* What the exercise asks
Reproduce all lines of the listing below in which the word "screenshot" occurs.

* Records for processing
_ _ _
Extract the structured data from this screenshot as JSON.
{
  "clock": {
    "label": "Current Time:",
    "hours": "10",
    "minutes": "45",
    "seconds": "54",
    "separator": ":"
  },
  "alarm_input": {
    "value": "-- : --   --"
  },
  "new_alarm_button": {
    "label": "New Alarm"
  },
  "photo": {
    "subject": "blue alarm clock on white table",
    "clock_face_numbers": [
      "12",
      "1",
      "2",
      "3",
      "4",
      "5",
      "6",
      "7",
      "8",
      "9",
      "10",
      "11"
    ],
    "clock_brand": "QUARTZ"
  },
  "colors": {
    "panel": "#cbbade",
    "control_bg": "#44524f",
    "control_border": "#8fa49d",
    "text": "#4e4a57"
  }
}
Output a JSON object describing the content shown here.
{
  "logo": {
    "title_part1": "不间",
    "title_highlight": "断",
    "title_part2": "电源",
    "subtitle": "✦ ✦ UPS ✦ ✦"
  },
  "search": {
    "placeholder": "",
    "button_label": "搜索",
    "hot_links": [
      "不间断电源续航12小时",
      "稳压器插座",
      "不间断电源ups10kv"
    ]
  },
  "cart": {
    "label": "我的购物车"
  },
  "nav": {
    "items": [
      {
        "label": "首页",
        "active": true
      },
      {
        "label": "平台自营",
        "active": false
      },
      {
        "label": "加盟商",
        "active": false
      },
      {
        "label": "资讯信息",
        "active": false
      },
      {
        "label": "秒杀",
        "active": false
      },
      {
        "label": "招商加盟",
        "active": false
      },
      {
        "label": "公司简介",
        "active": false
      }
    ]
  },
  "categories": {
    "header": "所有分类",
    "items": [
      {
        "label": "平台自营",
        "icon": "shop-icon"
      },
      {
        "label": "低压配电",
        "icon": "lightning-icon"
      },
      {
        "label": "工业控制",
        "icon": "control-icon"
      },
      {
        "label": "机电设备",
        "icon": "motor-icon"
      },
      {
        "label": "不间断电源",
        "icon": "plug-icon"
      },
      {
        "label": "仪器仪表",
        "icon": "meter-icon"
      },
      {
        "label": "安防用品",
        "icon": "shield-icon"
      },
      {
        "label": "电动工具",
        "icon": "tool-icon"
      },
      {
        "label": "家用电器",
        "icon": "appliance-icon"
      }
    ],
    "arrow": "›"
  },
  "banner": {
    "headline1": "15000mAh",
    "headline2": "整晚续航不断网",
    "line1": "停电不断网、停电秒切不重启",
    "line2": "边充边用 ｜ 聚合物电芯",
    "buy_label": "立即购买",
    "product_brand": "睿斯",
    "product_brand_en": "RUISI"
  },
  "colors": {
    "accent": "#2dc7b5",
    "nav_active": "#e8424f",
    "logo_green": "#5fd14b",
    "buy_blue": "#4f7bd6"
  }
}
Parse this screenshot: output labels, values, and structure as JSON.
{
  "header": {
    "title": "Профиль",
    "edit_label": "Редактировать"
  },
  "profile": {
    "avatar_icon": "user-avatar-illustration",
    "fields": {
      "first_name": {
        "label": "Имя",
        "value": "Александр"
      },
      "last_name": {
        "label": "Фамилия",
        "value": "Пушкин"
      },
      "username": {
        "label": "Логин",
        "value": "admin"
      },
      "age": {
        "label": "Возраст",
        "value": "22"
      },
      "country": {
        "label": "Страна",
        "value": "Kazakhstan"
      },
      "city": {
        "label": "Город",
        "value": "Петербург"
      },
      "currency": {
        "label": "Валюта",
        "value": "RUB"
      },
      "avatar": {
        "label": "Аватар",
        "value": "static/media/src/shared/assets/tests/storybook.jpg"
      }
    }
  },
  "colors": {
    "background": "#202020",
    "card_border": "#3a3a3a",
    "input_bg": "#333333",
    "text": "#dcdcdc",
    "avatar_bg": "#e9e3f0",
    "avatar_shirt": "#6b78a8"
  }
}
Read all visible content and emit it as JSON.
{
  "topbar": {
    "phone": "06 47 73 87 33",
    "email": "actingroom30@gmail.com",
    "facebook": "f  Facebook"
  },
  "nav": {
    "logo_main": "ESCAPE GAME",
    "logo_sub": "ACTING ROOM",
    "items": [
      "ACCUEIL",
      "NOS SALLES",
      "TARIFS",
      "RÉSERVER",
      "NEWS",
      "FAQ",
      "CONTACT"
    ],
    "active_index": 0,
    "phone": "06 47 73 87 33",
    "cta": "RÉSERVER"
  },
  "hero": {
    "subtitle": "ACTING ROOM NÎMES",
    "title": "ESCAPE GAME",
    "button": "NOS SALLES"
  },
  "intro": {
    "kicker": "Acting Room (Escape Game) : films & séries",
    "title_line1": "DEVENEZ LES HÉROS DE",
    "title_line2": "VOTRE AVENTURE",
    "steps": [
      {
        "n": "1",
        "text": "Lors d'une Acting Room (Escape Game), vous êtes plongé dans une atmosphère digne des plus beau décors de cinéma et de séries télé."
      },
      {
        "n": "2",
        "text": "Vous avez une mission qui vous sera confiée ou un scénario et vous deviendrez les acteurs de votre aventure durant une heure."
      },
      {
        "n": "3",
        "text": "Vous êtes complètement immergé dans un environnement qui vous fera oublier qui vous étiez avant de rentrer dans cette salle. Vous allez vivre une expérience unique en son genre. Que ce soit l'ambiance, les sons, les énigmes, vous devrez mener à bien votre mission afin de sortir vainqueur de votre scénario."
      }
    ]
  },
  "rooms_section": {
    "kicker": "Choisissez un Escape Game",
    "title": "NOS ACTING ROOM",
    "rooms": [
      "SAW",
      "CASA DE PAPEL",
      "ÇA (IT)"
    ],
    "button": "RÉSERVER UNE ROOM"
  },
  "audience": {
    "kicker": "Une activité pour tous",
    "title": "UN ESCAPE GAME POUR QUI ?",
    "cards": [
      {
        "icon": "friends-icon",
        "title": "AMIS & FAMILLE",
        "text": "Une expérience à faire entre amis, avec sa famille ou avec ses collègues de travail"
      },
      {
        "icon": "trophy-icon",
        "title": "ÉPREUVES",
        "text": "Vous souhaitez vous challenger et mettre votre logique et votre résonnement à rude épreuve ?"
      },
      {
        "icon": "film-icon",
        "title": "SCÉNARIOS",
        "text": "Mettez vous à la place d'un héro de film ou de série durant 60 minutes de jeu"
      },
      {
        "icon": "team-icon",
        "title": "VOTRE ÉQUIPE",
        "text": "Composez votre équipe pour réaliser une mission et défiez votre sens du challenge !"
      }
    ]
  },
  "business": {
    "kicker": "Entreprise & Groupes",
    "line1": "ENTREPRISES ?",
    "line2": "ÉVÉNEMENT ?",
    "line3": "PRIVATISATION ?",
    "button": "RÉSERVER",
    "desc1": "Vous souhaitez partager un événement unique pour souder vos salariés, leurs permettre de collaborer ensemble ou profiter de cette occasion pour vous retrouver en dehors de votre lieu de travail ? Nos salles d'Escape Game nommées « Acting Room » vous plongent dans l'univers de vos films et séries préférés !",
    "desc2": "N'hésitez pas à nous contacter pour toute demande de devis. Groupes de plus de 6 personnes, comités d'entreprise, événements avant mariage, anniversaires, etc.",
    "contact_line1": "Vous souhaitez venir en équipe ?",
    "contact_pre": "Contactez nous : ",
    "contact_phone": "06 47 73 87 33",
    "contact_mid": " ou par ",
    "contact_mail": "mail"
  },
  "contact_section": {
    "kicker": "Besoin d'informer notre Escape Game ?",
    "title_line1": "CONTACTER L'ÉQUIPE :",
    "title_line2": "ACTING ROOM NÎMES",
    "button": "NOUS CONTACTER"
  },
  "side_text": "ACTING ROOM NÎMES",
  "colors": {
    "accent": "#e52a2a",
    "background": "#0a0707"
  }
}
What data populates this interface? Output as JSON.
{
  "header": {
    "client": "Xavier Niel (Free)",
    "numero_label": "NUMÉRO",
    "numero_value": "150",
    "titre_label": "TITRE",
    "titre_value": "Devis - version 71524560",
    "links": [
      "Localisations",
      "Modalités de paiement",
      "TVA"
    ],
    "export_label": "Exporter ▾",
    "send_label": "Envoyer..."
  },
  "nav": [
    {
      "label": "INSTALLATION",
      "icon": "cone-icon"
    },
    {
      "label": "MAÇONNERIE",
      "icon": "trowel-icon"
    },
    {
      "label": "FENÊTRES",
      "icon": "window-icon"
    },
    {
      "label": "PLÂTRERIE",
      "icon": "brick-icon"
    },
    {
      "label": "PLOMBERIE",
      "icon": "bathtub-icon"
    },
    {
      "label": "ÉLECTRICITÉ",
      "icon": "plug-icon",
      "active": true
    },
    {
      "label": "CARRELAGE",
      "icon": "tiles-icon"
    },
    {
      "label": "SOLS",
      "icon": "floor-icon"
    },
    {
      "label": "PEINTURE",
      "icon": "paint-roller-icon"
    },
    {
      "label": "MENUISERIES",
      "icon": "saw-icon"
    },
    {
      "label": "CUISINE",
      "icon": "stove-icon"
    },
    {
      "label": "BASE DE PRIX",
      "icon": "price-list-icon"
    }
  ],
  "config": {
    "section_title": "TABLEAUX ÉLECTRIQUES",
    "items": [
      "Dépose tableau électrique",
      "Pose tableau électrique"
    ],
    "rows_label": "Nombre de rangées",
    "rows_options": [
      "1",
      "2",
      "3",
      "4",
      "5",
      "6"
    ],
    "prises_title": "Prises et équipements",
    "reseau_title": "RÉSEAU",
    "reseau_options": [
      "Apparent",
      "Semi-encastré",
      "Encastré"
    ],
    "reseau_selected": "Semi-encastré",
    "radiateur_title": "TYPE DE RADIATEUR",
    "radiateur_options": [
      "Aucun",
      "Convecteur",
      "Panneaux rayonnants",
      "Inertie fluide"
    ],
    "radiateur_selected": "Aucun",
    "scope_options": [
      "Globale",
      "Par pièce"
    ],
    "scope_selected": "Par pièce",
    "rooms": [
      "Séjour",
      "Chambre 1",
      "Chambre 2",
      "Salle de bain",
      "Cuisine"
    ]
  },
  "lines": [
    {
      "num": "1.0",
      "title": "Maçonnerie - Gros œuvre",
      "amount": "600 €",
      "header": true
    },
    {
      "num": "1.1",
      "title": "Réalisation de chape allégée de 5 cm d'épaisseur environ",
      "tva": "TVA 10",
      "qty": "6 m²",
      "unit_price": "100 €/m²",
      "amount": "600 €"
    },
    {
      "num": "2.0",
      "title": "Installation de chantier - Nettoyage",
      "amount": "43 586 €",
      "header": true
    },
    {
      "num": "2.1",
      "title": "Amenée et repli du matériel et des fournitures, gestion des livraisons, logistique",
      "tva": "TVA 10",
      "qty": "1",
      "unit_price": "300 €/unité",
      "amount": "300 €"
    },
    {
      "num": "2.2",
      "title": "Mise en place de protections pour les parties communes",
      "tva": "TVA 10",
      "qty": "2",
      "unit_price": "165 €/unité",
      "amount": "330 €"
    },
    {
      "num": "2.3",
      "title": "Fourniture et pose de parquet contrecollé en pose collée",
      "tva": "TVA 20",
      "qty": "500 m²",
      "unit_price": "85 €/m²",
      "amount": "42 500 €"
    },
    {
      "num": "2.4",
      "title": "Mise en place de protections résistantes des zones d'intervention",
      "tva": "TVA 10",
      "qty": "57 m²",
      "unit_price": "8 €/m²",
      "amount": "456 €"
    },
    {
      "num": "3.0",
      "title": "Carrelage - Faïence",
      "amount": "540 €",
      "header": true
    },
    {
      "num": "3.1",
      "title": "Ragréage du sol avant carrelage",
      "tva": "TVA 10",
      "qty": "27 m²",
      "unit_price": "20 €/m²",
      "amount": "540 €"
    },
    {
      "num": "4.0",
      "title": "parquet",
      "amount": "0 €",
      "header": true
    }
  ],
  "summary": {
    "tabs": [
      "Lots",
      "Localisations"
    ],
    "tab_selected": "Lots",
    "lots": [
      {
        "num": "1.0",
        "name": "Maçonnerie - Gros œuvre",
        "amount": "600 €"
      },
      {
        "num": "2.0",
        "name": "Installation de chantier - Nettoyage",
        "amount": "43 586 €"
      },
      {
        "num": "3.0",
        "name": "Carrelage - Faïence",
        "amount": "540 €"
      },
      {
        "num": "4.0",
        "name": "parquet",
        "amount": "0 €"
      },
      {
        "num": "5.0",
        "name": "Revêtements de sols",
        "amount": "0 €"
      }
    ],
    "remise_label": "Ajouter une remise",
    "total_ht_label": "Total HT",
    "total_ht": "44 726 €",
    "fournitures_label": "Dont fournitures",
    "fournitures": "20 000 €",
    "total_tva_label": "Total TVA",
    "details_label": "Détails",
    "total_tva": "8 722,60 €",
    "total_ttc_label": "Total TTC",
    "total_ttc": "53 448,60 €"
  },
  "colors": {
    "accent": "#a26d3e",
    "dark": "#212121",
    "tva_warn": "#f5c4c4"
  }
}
_ _ _
* Output below
Extract the structured data from this screenshot as JSON.
Parse this screenshot: output labels, values, and structure as JSON.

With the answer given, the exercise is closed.